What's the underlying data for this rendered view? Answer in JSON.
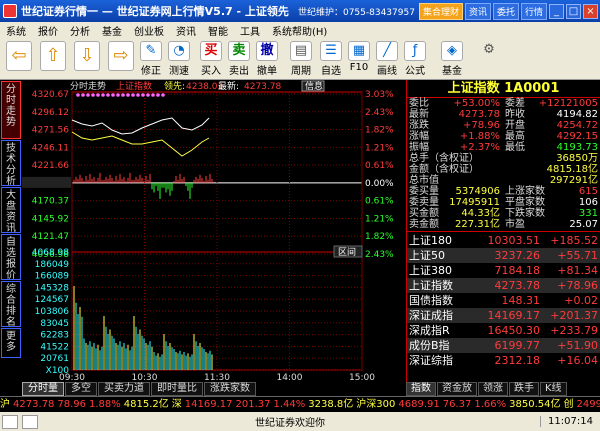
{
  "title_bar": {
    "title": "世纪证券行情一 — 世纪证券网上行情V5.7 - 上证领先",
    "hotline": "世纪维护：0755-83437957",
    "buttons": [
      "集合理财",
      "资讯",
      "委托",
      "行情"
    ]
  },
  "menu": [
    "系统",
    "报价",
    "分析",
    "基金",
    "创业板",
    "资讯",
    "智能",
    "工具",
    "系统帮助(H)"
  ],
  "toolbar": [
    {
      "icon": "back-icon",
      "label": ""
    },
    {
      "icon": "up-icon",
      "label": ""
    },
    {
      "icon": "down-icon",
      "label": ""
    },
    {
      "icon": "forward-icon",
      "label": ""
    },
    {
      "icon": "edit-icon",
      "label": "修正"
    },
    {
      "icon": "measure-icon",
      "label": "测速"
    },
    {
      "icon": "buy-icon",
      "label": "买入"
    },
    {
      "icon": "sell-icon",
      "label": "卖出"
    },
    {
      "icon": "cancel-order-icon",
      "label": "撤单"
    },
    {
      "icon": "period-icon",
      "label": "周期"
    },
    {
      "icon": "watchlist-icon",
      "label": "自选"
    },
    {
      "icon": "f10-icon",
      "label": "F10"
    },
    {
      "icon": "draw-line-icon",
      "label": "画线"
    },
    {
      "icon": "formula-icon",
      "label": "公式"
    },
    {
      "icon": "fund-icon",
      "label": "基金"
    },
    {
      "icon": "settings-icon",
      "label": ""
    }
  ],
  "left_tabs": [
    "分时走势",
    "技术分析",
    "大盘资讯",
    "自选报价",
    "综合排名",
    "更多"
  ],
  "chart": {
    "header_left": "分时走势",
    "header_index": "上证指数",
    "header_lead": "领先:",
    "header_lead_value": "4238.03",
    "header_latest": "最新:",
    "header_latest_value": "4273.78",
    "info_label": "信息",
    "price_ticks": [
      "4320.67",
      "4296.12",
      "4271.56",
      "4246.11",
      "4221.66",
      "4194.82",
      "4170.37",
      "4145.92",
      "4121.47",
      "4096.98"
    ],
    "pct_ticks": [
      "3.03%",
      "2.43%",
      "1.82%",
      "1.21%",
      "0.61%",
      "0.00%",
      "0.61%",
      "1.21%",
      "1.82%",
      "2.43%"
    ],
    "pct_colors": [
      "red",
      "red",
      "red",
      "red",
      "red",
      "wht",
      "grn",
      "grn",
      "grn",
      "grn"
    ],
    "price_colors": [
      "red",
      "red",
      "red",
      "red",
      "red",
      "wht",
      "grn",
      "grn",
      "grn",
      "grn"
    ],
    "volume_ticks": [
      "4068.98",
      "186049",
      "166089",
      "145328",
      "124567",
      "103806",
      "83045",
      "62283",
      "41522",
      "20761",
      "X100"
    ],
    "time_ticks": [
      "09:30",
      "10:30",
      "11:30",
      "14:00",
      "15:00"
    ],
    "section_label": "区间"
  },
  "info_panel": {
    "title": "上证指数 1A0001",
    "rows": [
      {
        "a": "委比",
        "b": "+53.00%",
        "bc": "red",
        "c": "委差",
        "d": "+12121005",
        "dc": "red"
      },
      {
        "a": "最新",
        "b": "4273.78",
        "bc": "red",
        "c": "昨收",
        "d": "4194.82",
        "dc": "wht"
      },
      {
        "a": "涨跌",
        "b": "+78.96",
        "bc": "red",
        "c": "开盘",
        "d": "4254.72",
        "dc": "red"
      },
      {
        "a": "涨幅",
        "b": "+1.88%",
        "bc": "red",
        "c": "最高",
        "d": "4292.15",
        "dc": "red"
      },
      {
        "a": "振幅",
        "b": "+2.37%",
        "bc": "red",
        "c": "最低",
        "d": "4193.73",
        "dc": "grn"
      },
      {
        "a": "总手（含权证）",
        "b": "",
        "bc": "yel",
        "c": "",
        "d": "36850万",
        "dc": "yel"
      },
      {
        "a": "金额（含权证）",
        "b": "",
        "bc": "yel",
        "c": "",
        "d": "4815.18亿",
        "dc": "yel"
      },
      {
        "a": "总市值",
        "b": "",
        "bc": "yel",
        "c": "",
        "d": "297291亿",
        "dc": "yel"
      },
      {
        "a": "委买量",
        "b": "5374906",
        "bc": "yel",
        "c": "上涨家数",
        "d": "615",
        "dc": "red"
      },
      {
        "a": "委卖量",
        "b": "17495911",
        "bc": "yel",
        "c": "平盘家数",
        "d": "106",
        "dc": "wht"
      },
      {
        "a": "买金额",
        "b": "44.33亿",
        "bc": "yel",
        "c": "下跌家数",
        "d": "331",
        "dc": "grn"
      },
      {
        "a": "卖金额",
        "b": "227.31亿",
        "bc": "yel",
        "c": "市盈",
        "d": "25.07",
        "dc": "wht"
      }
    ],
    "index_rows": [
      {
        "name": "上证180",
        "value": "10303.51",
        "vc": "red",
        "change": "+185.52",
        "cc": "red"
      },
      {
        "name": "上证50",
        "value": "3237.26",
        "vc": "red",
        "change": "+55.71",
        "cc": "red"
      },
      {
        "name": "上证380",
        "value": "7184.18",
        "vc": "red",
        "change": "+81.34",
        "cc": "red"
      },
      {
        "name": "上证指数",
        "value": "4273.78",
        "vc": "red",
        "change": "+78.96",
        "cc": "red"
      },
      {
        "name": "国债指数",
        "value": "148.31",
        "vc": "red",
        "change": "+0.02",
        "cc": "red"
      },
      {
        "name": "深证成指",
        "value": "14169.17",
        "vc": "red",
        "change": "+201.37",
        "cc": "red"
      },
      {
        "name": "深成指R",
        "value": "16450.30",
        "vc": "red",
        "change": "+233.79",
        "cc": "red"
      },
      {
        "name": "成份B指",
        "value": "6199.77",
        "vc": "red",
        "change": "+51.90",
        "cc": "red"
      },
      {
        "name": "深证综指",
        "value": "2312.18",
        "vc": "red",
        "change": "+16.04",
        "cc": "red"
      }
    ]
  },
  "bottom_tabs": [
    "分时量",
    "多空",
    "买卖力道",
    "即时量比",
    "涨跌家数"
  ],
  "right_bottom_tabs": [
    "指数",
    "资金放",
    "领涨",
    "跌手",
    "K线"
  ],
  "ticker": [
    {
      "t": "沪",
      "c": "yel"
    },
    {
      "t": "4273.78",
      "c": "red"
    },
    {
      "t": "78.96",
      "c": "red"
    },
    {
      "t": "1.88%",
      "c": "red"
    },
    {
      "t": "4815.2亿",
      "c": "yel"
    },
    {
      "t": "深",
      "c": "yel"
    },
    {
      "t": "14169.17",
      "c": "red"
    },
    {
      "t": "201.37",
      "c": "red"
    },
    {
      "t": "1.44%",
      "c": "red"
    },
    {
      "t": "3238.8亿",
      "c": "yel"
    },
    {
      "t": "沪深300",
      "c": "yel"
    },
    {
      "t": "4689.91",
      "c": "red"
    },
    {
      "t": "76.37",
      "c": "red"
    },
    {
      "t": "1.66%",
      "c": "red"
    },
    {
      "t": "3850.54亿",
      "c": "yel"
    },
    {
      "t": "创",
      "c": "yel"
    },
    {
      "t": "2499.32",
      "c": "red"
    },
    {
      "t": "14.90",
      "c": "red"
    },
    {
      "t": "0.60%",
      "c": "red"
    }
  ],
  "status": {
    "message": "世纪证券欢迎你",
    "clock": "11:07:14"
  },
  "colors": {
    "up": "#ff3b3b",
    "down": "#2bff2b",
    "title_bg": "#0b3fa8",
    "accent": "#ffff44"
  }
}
+ + +
▸ **Instructions for the task**:
Scan the material line by line and report each one that contains "上证指数".

▸ **Task response**:
    "header_index": "上证指数",
    "title": "上证指数 1A0001",
        "name": "上证指数",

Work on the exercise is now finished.